### OBJECTIVE
Show all lines from the data that include the word "right".

### THE INPUT
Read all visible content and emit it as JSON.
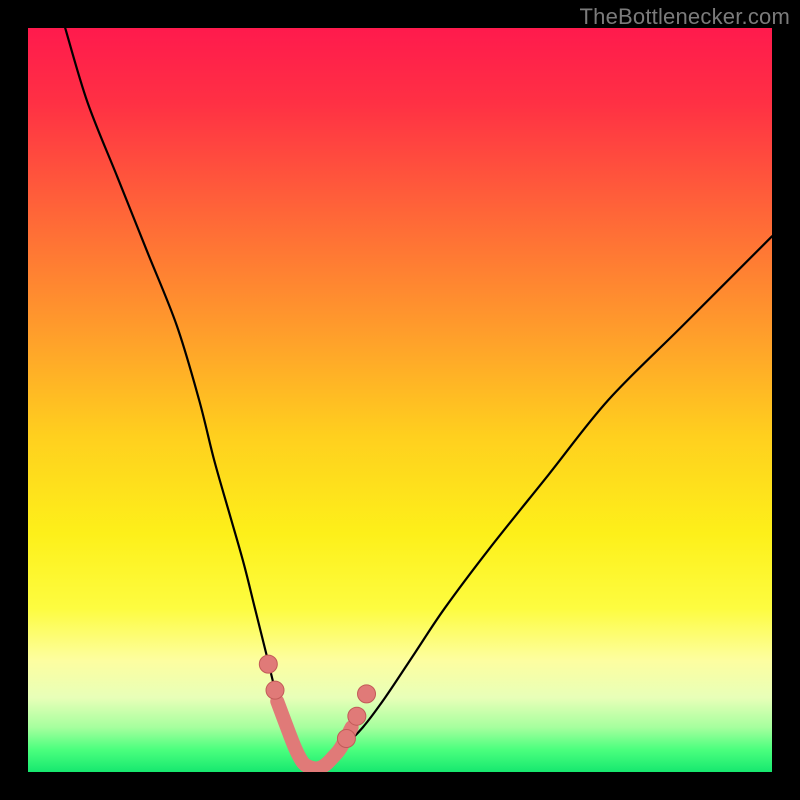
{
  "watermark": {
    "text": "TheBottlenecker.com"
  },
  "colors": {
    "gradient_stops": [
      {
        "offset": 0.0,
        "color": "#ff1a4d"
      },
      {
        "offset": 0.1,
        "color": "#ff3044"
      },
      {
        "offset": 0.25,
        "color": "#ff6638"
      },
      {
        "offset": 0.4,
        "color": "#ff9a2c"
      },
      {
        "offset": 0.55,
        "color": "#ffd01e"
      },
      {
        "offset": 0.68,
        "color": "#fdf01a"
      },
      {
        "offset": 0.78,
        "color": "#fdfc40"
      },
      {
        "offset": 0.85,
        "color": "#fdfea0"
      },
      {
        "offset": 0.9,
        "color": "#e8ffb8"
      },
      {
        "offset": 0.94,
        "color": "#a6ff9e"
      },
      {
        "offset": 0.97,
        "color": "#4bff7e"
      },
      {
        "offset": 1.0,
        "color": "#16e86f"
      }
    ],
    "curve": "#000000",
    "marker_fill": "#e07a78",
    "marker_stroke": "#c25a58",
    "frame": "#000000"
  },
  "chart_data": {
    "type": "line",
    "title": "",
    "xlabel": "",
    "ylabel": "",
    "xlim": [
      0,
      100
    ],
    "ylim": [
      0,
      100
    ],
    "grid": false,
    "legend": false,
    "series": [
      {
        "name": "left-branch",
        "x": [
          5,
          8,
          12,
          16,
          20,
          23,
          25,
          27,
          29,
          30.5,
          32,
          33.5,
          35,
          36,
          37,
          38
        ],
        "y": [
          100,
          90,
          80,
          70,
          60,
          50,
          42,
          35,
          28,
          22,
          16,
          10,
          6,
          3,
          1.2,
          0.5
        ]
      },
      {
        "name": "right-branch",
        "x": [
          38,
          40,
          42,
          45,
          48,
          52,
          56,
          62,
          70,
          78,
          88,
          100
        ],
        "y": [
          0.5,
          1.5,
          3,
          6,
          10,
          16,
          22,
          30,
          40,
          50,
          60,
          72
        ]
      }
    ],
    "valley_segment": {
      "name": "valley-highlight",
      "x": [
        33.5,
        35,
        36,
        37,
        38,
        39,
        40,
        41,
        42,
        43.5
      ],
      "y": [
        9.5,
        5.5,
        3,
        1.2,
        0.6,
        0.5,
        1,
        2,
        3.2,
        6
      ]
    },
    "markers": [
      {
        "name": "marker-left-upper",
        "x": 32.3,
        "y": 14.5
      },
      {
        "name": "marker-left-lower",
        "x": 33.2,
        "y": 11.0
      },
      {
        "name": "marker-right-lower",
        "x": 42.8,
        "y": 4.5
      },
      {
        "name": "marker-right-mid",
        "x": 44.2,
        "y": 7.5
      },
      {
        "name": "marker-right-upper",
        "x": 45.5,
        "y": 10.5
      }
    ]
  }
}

### TASK RESULT
        "name": "right-branch",
        "name": "marker-right-lower",
        "name": "marker-right-mid",
        "name": "marker-right-upper",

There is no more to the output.